(Entries from a page text collection):
-*-

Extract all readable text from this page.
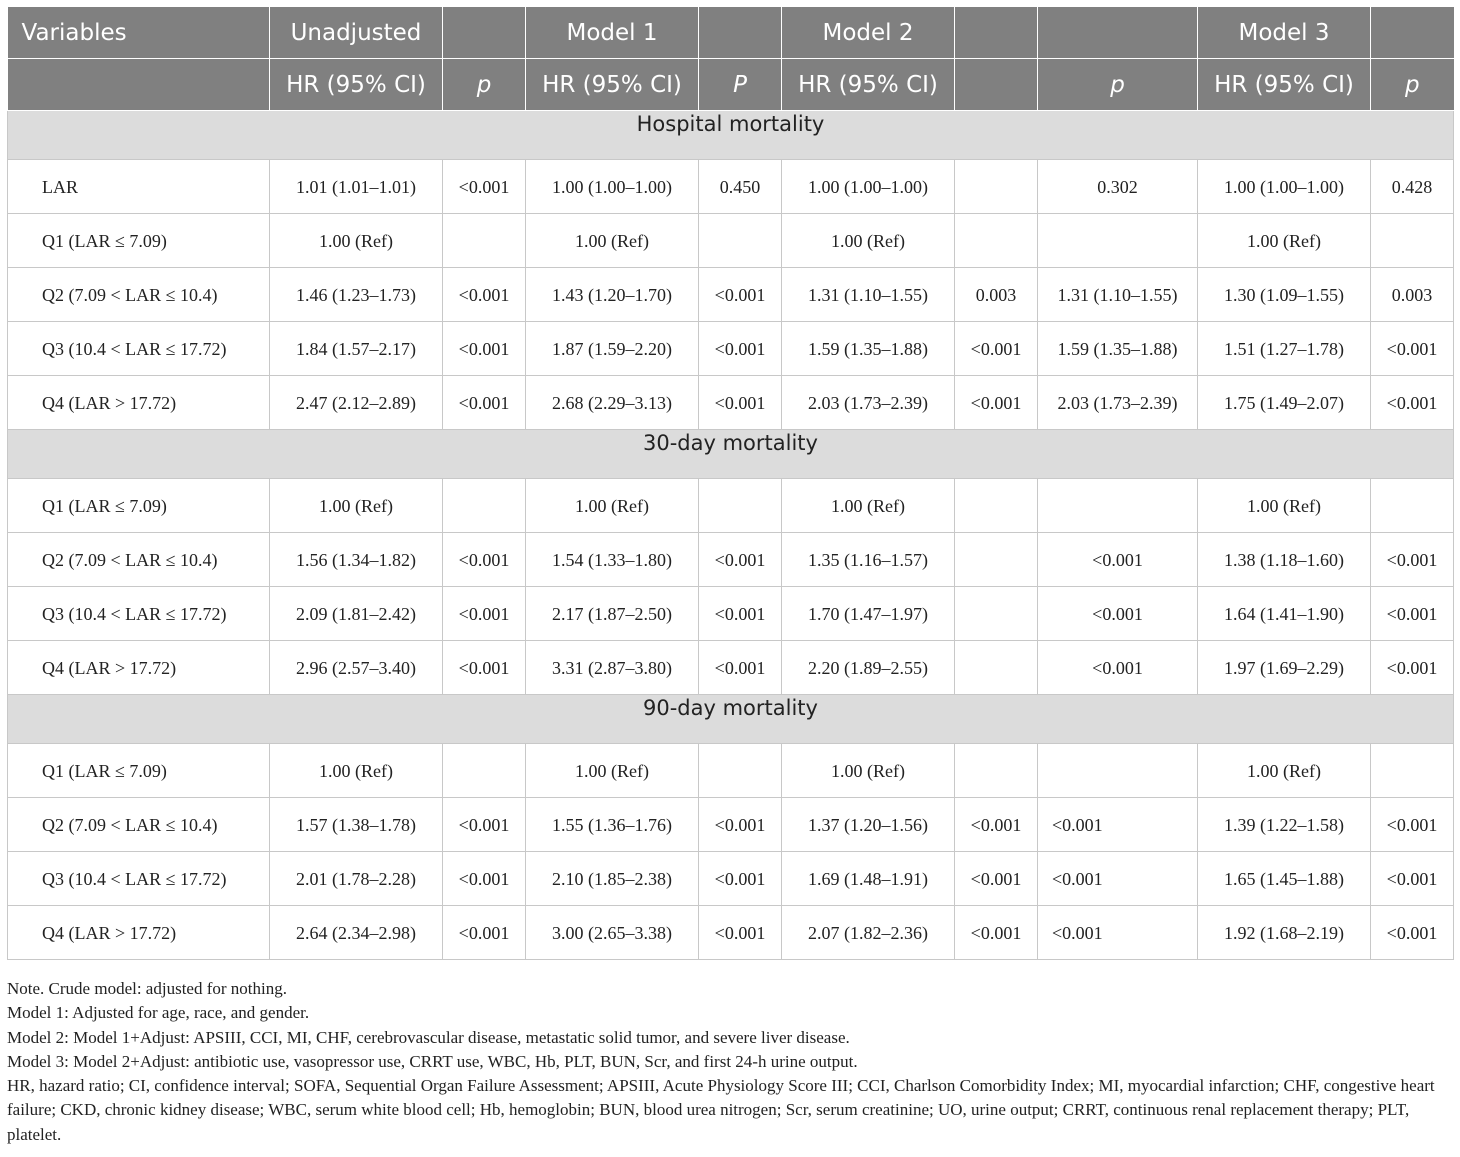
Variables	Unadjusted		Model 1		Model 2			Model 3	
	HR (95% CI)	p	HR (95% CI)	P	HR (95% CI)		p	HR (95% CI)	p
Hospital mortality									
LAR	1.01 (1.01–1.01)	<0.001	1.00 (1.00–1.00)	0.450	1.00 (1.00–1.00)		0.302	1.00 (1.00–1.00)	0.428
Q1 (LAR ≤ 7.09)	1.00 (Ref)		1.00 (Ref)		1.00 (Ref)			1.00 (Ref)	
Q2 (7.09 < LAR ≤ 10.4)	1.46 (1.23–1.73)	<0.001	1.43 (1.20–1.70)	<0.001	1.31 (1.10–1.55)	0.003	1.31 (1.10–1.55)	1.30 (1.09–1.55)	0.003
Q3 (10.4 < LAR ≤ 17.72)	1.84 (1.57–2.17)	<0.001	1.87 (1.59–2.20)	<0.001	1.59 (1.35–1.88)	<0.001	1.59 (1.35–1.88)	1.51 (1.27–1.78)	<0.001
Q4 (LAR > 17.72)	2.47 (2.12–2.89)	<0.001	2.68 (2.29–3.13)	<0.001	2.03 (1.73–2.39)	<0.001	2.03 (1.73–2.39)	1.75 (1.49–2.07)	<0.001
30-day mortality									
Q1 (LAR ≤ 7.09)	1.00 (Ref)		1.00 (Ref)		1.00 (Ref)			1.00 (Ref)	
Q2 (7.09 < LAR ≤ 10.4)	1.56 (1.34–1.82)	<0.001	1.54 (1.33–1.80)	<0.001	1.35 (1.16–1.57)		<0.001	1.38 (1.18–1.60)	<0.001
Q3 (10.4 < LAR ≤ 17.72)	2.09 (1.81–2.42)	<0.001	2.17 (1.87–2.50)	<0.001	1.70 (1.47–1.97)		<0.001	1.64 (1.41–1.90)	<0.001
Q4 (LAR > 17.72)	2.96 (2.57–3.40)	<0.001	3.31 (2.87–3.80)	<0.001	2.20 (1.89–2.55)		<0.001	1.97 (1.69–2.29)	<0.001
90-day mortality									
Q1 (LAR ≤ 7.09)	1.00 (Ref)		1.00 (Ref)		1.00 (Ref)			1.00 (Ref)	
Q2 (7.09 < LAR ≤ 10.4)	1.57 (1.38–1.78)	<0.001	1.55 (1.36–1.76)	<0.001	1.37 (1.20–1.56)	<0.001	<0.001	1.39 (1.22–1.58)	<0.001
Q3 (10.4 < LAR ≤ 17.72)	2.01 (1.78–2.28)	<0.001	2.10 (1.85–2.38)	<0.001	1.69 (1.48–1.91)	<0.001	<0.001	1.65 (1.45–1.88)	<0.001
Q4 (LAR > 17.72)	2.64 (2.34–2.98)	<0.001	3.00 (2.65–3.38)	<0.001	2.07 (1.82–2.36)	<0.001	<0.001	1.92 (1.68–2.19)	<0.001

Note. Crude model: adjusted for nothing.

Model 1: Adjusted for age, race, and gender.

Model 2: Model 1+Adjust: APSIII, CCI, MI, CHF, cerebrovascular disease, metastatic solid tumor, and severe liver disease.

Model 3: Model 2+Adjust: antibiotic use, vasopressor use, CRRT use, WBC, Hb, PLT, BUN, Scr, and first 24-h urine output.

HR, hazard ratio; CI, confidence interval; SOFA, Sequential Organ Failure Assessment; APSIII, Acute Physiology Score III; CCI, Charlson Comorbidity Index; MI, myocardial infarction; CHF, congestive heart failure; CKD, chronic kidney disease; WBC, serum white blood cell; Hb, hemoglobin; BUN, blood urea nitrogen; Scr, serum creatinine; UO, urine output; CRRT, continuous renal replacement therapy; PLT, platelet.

-*-

(Work instruction):
Please output all of the entries exactly as they appear, with no pictures.

(Exercise solution):
Extract all readable text from this page.
Variables	Unadjusted		Model 1		Model 2			Model 3	
	HR (95% CI)	p	HR (95% CI)	P	HR (95% CI)		p	HR (95% CI)	p
Hospital mortality									
LAR	1.01 (1.01–1.01)	<0.001	1.00 (1.00–1.00)	0.450	1.00 (1.00–1.00)		0.302	1.00 (1.00–1.00)	0.428
Q1 (LAR ≤ 7.09)	1.00 (Ref)		1.00 (Ref)		1.00 (Ref)			1.00 (Ref)	
Q2 (7.09 < LAR ≤ 10.4)	1.46 (1.23–1.73)	<0.001	1.43 (1.20–1.70)	<0.001	1.31 (1.10–1.55)	0.003	1.31 (1.10–1.55)	1.30 (1.09–1.55)	0.003
Q3 (10.4 < LAR ≤ 17.72)	1.84 (1.57–2.17)	<0.001	1.87 (1.59–2.20)	<0.001	1.59 (1.35–1.88)	<0.001	1.59 (1.35–1.88)	1.51 (1.27–1.78)	<0.001
Q4 (LAR > 17.72)	2.47 (2.12–2.89)	<0.001	2.68 (2.29–3.13)	<0.001	2.03 (1.73–2.39)	<0.001	2.03 (1.73–2.39)	1.75 (1.49–2.07)	<0.001
30-day mortality									
Q1 (LAR ≤ 7.09)	1.00 (Ref)		1.00 (Ref)		1.00 (Ref)			1.00 (Ref)	
Q2 (7.09 < LAR ≤ 10.4)	1.56 (1.34–1.82)	<0.001	1.54 (1.33–1.80)	<0.001	1.35 (1.16–1.57)		<0.001	1.38 (1.18–1.60)	<0.001
Q3 (10.4 < LAR ≤ 17.72)	2.09 (1.81–2.42)	<0.001	2.17 (1.87–2.50)	<0.001	1.70 (1.47–1.97)		<0.001	1.64 (1.41–1.90)	<0.001
Q4 (LAR > 17.72)	2.96 (2.57–3.40)	<0.001	3.31 (2.87–3.80)	<0.001	2.20 (1.89–2.55)		<0.001	1.97 (1.69–2.29)	<0.001
90-day mortality									
Q1 (LAR ≤ 7.09)	1.00 (Ref)		1.00 (Ref)		1.00 (Ref)			1.00 (Ref)	
Q2 (7.09 < LAR ≤ 10.4)	1.57 (1.38–1.78)	<0.001	1.55 (1.36–1.76)	<0.001	1.37 (1.20–1.56)	<0.001	<0.001	1.39 (1.22–1.58)	<0.001
Q3 (10.4 < LAR ≤ 17.72)	2.01 (1.78–2.28)	<0.001	2.10 (1.85–2.38)	<0.001	1.69 (1.48–1.91)	<0.001	<0.001	1.65 (1.45–1.88)	<0.001
Q4 (LAR > 17.72)	2.64 (2.34–2.98)	<0.001	3.00 (2.65–3.38)	<0.001	2.07 (1.82–2.36)	<0.001	<0.001	1.92 (1.68–2.19)	<0.001

Note. Crude model: adjusted for nothing.

Model 1: Adjusted for age, race, and gender.

Model 2: Model 1+Adjust: APSIII, CCI, MI, CHF, cerebrovascular disease, metastatic solid tumor, and severe liver disease.

Model 3: Model 2+Adjust: antibiotic use, vasopressor use, CRRT use, WBC, Hb, PLT, BUN, Scr, and first 24-h urine output.

HR, hazard ratio; CI, confidence interval; SOFA, Sequential Organ Failure Assessment; APSIII, Acute Physiology Score III; CCI, Charlson Comorbidity Index; MI, myocardial infarction; CHF, congestive heart failure; CKD, chronic kidney disease; WBC, serum white blood cell; Hb, hemoglobin; BUN, blood urea nitrogen; Scr, serum creatinine; UO, urine output; CRRT, continuous renal replacement therapy; PLT, platelet.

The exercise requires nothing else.